# [GIVEN INSTRUCTION]
Locate all lines with the word "xlabel" and copy them out.

# [RECORD SET]

_____

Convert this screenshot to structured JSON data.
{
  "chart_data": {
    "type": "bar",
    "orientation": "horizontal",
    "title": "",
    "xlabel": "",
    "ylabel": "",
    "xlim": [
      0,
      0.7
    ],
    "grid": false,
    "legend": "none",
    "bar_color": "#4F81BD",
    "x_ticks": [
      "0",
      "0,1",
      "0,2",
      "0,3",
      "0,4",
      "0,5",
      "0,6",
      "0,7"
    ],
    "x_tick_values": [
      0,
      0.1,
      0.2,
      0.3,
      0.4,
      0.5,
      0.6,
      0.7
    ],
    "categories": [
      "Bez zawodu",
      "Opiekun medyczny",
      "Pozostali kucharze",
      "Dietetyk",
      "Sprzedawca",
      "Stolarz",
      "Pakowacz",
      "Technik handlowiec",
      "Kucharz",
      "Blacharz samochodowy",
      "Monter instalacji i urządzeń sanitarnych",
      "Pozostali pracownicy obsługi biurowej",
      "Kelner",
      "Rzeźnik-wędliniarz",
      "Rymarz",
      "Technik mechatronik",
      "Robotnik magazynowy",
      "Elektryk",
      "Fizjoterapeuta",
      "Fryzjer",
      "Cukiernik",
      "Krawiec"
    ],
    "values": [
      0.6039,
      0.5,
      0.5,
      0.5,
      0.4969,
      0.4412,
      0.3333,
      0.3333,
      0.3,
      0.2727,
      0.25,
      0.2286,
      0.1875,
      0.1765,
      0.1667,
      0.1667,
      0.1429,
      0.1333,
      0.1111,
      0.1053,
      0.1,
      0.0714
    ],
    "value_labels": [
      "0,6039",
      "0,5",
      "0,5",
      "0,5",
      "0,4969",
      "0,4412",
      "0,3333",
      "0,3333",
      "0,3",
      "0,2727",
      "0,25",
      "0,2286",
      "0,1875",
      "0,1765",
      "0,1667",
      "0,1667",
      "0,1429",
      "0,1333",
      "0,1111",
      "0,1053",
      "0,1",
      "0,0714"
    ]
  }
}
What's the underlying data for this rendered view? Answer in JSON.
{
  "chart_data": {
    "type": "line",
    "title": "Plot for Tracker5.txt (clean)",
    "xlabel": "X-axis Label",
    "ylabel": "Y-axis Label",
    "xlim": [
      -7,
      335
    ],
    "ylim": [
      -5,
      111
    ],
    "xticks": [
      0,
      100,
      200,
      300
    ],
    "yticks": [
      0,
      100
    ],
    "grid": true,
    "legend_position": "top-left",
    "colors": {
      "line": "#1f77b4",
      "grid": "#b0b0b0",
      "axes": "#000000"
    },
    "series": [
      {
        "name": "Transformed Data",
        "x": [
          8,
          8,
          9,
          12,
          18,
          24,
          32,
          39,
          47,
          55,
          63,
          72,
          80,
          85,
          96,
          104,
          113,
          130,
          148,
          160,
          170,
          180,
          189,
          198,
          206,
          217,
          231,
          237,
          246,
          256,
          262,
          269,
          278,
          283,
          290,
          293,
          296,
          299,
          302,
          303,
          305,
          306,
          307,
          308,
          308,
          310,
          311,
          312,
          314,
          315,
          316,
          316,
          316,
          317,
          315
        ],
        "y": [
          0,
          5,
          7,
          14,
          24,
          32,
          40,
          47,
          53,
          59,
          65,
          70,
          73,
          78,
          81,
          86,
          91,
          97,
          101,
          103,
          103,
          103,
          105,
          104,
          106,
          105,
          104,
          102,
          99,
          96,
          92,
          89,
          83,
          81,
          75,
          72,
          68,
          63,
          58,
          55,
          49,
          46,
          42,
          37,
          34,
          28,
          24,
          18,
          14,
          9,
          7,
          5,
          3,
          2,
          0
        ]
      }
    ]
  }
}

_____

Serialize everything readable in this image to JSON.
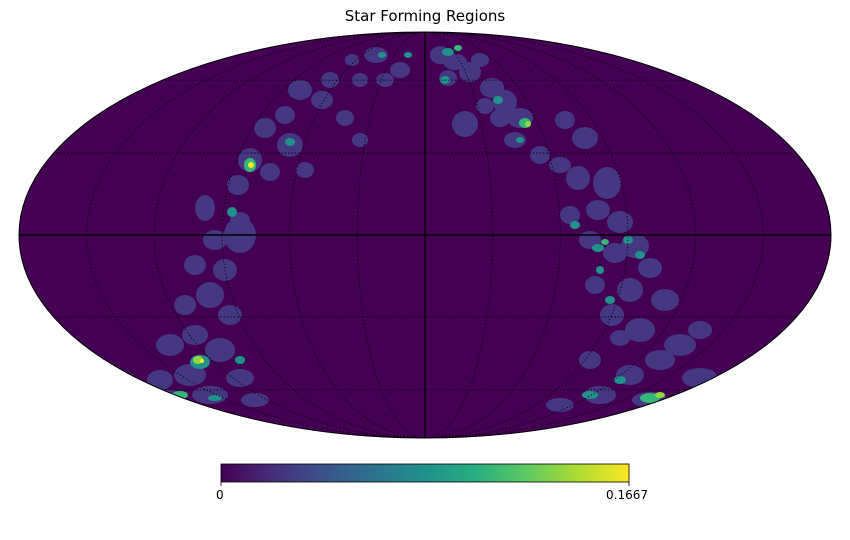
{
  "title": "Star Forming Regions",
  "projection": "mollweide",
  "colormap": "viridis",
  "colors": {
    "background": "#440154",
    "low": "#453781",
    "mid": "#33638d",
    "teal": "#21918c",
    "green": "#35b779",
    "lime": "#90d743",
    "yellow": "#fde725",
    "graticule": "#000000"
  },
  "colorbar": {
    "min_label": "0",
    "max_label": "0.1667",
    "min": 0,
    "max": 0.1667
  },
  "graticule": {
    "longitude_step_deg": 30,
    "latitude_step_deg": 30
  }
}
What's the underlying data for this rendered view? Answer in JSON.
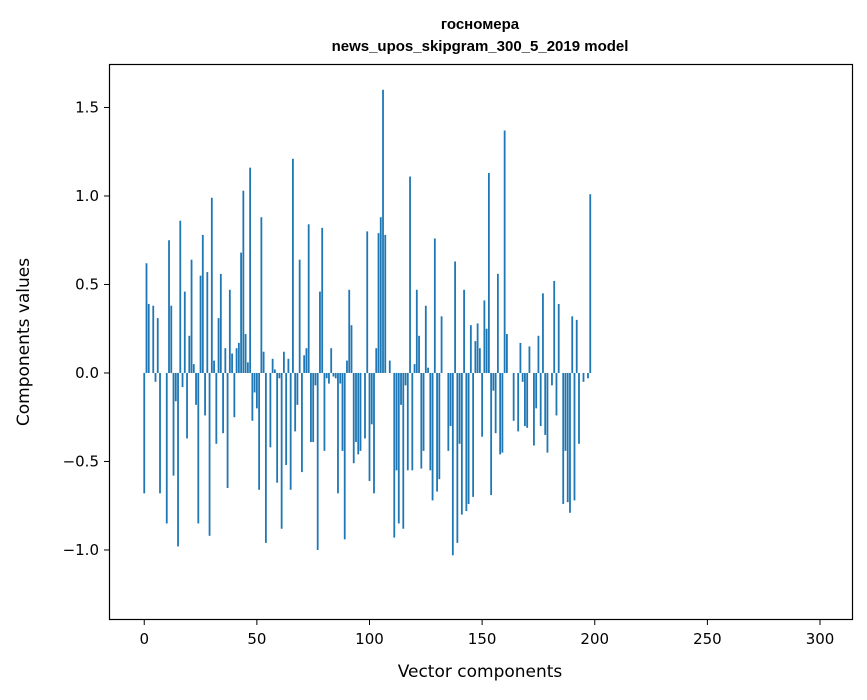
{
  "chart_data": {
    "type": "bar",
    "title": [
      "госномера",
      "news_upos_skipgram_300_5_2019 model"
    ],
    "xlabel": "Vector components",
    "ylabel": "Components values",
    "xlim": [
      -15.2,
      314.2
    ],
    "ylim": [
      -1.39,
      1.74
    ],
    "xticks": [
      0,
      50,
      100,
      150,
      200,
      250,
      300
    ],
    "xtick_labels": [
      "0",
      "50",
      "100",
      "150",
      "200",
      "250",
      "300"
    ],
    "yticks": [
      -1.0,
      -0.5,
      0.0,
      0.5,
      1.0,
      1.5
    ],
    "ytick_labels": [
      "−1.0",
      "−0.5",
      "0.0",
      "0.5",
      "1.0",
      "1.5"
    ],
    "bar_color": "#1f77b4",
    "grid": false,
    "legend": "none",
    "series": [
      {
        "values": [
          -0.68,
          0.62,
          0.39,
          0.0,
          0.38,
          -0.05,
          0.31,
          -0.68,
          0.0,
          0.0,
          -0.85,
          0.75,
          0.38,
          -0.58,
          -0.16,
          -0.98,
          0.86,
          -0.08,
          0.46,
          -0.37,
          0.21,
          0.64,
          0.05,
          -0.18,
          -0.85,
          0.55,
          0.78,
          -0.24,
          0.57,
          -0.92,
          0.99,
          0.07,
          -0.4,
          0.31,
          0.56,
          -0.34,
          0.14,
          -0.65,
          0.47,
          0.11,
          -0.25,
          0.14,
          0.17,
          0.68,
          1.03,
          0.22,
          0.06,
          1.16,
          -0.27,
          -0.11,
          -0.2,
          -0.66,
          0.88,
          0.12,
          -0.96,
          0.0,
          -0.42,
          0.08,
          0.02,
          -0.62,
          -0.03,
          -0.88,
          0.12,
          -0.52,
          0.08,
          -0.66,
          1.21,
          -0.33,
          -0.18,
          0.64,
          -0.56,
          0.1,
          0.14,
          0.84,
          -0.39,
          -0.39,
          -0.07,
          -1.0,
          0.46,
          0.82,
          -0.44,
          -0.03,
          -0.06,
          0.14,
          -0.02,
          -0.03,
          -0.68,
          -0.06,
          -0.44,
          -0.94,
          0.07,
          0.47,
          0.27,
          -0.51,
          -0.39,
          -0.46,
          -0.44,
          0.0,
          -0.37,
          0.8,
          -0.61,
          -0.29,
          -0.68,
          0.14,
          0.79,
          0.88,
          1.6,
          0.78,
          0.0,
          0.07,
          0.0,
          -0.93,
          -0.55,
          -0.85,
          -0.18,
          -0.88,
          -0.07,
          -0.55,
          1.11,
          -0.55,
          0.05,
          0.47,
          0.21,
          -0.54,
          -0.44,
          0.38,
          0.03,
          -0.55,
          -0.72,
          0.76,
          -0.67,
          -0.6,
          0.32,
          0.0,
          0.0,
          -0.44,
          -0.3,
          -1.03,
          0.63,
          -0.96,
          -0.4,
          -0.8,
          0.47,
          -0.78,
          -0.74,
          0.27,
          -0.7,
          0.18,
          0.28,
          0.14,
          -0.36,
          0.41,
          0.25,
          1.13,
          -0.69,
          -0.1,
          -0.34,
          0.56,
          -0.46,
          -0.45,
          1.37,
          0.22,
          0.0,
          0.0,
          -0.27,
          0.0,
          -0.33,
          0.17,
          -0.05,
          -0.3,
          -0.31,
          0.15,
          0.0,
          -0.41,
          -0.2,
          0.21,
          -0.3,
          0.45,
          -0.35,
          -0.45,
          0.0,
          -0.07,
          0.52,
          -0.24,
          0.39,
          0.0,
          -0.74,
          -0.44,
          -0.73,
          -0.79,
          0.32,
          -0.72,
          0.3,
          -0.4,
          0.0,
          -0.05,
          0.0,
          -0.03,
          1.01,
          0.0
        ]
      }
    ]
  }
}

_____

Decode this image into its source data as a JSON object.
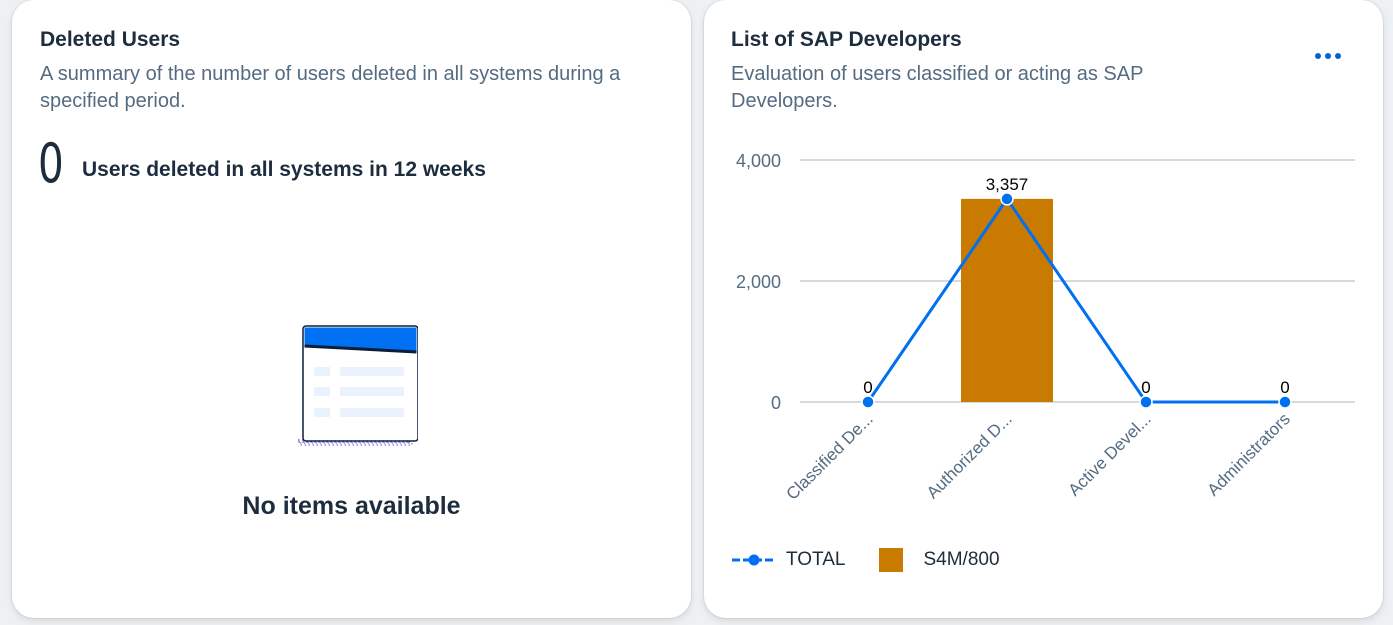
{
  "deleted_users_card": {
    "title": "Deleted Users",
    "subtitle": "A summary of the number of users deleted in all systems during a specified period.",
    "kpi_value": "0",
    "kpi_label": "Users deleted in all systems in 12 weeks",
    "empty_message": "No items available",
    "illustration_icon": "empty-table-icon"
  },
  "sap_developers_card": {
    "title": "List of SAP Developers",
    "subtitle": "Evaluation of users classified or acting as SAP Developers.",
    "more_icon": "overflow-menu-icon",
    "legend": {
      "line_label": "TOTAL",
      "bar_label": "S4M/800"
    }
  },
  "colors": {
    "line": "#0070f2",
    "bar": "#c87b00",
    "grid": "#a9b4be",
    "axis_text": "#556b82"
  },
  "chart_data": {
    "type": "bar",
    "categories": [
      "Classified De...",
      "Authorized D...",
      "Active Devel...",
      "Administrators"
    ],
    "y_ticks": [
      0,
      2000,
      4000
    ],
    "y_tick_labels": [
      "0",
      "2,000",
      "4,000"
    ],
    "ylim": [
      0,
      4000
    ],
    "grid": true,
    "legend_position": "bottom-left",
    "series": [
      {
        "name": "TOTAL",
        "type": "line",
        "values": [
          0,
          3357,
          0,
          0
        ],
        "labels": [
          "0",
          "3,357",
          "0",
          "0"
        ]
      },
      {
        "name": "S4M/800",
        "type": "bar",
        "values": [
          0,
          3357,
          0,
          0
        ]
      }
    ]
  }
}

_____

# [WRITTEN ANSWER]
    "xlabel": "",
    "xlabel": "X-axis Label",
    "xlabel": "Vector components",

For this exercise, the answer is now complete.